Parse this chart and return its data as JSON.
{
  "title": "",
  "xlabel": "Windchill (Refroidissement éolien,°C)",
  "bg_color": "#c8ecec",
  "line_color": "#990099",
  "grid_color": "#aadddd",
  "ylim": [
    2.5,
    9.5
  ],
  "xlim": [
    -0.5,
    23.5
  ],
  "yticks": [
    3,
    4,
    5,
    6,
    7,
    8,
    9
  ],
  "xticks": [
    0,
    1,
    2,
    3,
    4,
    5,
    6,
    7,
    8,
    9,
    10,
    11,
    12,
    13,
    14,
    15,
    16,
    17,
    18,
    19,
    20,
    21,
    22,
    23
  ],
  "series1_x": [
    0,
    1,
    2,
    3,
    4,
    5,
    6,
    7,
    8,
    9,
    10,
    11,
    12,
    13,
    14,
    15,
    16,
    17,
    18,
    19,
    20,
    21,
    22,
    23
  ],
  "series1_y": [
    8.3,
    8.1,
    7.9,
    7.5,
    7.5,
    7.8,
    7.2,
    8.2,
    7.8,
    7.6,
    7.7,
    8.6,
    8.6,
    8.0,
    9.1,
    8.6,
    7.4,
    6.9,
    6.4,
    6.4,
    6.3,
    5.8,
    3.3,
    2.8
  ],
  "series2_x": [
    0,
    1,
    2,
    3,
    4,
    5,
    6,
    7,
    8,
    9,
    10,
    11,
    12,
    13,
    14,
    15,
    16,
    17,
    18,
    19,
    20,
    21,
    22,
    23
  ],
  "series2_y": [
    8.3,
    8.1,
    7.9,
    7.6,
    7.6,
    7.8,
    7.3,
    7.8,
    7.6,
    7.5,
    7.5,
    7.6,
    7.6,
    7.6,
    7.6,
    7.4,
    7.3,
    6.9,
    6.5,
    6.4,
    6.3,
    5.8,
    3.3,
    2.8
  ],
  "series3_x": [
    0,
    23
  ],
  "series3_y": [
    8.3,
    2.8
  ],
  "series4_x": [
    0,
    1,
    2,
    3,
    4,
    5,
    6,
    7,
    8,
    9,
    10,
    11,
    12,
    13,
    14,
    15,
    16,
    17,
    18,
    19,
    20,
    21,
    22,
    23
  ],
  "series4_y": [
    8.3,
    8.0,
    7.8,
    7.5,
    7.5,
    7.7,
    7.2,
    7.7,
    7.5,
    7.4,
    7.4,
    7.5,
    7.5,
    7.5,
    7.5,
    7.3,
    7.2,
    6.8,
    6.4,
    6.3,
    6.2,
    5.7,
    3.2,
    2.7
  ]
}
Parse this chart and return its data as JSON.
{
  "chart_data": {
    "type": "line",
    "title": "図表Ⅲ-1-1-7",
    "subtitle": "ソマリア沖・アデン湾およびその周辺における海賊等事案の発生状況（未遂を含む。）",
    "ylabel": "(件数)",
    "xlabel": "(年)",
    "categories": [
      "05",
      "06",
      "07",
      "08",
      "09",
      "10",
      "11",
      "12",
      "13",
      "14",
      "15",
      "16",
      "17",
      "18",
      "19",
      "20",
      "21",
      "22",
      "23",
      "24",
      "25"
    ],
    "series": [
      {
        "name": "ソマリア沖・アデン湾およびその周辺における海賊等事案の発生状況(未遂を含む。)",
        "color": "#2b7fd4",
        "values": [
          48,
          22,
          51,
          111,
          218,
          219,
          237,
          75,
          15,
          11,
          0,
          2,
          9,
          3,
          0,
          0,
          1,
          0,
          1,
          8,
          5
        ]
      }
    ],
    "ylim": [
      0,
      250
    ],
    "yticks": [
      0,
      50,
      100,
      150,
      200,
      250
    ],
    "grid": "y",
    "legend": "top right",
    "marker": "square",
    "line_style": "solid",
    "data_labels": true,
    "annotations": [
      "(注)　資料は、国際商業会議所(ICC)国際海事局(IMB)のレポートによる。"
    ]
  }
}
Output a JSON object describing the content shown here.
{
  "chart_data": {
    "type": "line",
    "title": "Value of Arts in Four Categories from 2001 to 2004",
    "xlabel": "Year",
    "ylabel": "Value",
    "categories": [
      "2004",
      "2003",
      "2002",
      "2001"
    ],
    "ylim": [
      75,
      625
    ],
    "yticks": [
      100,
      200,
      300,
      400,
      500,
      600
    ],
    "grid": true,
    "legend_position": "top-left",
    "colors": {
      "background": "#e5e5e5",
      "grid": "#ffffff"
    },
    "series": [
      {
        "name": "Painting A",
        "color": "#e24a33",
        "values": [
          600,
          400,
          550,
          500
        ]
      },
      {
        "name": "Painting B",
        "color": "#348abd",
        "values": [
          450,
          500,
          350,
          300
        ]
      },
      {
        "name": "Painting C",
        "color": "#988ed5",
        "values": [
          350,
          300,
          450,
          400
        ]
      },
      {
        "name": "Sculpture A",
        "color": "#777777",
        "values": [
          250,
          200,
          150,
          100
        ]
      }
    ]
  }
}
━━━━━━━━━━
§ Required task
Print the whole listing again, exactly.

§ Reply to the exercise
Parse this chart and return its data as JSON.
{
  "title": "",
  "xlabel": "Windchill (Refroidissement éolien,°C)",
  "bg_color": "#c8ecec",
  "line_color": "#990099",
  "grid_color": "#aadddd",
  "ylim": [
    2.5,
    9.5
  ],
  "xlim": [
    -0.5,
    23.5
  ],
  "yticks": [
    3,
    4,
    5,
    6,
    7,
    8,
    9
  ],
  "xticks": [
    0,
    1,
    2,
    3,
    4,
    5,
    6,
    7,
    8,
    9,
    10,
    11,
    12,
    13,
    14,
    15,
    16,
    17,
    18,
    19,
    20,
    21,
    22,
    23
  ],
  "series1_x": [
    0,
    1,
    2,
    3,
    4,
    5,
    6,
    7,
    8,
    9,
    10,
    11,
    12,
    13,
    14,
    15,
    16,
    17,
    18,
    19,
    20,
    21,
    22,
    23
  ],
  "series1_y": [
    8.3,
    8.1,
    7.9,
    7.5,
    7.5,
    7.8,
    7.2,
    8.2,
    7.8,
    7.6,
    7.7,
    8.6,
    8.6,
    8.0,
    9.1,
    8.6,
    7.4,
    6.9,
    6.4,
    6.4,
    6.3,
    5.8,
    3.3,
    2.8
  ],
  "series2_x": [
    0,
    1,
    2,
    3,
    4,
    5,
    6,
    7,
    8,
    9,
    10,
    11,
    12,
    13,
    14,
    15,
    16,
    17,
    18,
    19,
    20,
    21,
    22,
    23
  ],
  "series2_y": [
    8.3,
    8.1,
    7.9,
    7.6,
    7.6,
    7.8,
    7.3,
    7.8,
    7.6,
    7.5,
    7.5,
    7.6,
    7.6,
    7.6,
    7.6,
    7.4,
    7.3,
    6.9,
    6.5,
    6.4,
    6.3,
    5.8,
    3.3,
    2.8
  ],
  "series3_x": [
    0,
    23
  ],
  "series3_y": [
    8.3,
    2.8
  ],
  "series4_x": [
    0,
    1,
    2,
    3,
    4,
    5,
    6,
    7,
    8,
    9,
    10,
    11,
    12,
    13,
    14,
    15,
    16,
    17,
    18,
    19,
    20,
    21,
    22,
    23
  ],
  "series4_y": [
    8.3,
    8.0,
    7.8,
    7.5,
    7.5,
    7.7,
    7.2,
    7.7,
    7.5,
    7.4,
    7.4,
    7.5,
    7.5,
    7.5,
    7.5,
    7.3,
    7.2,
    6.8,
    6.4,
    6.3,
    6.2,
    5.7,
    3.2,
    2.7
  ]
}
Parse this chart and return its data as JSON.
{
  "chart_data": {
    "type": "line",
    "title": "図表Ⅲ-1-1-7",
    "subtitle": "ソマリア沖・アデン湾およびその周辺における海賊等事案の発生状況（未遂を含む。）",
    "ylabel": "(件数)",
    "xlabel": "(年)",
    "categories": [
      "05",
      "06",
      "07",
      "08",
      "09",
      "10",
      "11",
      "12",
      "13",
      "14",
      "15",
      "16",
      "17",
      "18",
      "19",
      "20",
      "21",
      "22",
      "23",
      "24",
      "25"
    ],
    "series": [
      {
        "name": "ソマリア沖・アデン湾およびその周辺における海賊等事案の発生状況(未遂を含む。)",
        "color": "#2b7fd4",
        "values": [
          48,
          22,
          51,
          111,
          218,
          219,
          237,
          75,
          15,
          11,
          0,
          2,
          9,
          3,
          0,
          0,
          1,
          0,
          1,
          8,
          5
        ]
      }
    ],
    "ylim": [
      0,
      250
    ],
    "yticks": [
      0,
      50,
      100,
      150,
      200,
      250
    ],
    "grid": "y",
    "legend": "top right",
    "marker": "square",
    "line_style": "solid",
    "data_labels": true,
    "annotations": [
      "(注)　資料は、国際商業会議所(ICC)国際海事局(IMB)のレポートによる。"
    ]
  }
}
Output a JSON object describing the content shown here.
{
  "chart_data": {
    "type": "line",
    "title": "Value of Arts in Four Categories from 2001 to 2004",
    "xlabel": "Year",
    "ylabel": "Value",
    "categories": [
      "2004",
      "2003",
      "2002",
      "2001"
    ],
    "ylim": [
      75,
      625
    ],
    "yticks": [
      100,
      200,
      300,
      400,
      500,
      600
    ],
    "grid": true,
    "legend_position": "top-left",
    "colors": {
      "background": "#e5e5e5",
      "grid": "#ffffff"
    },
    "series": [
      {
        "name": "Painting A",
        "color": "#e24a33",
        "values": [
          600,
          400,
          550,
          500
        ]
      },
      {
        "name": "Painting B",
        "color": "#348abd",
        "values": [
          450,
          500,
          350,
          300
        ]
      },
      {
        "name": "Painting C",
        "color": "#988ed5",
        "values": [
          350,
          300,
          450,
          400
        ]
      },
      {
        "name": "Sculpture A",
        "color": "#777777",
        "values": [
          250,
          200,
          150,
          100
        ]
      }
    ]
  }
}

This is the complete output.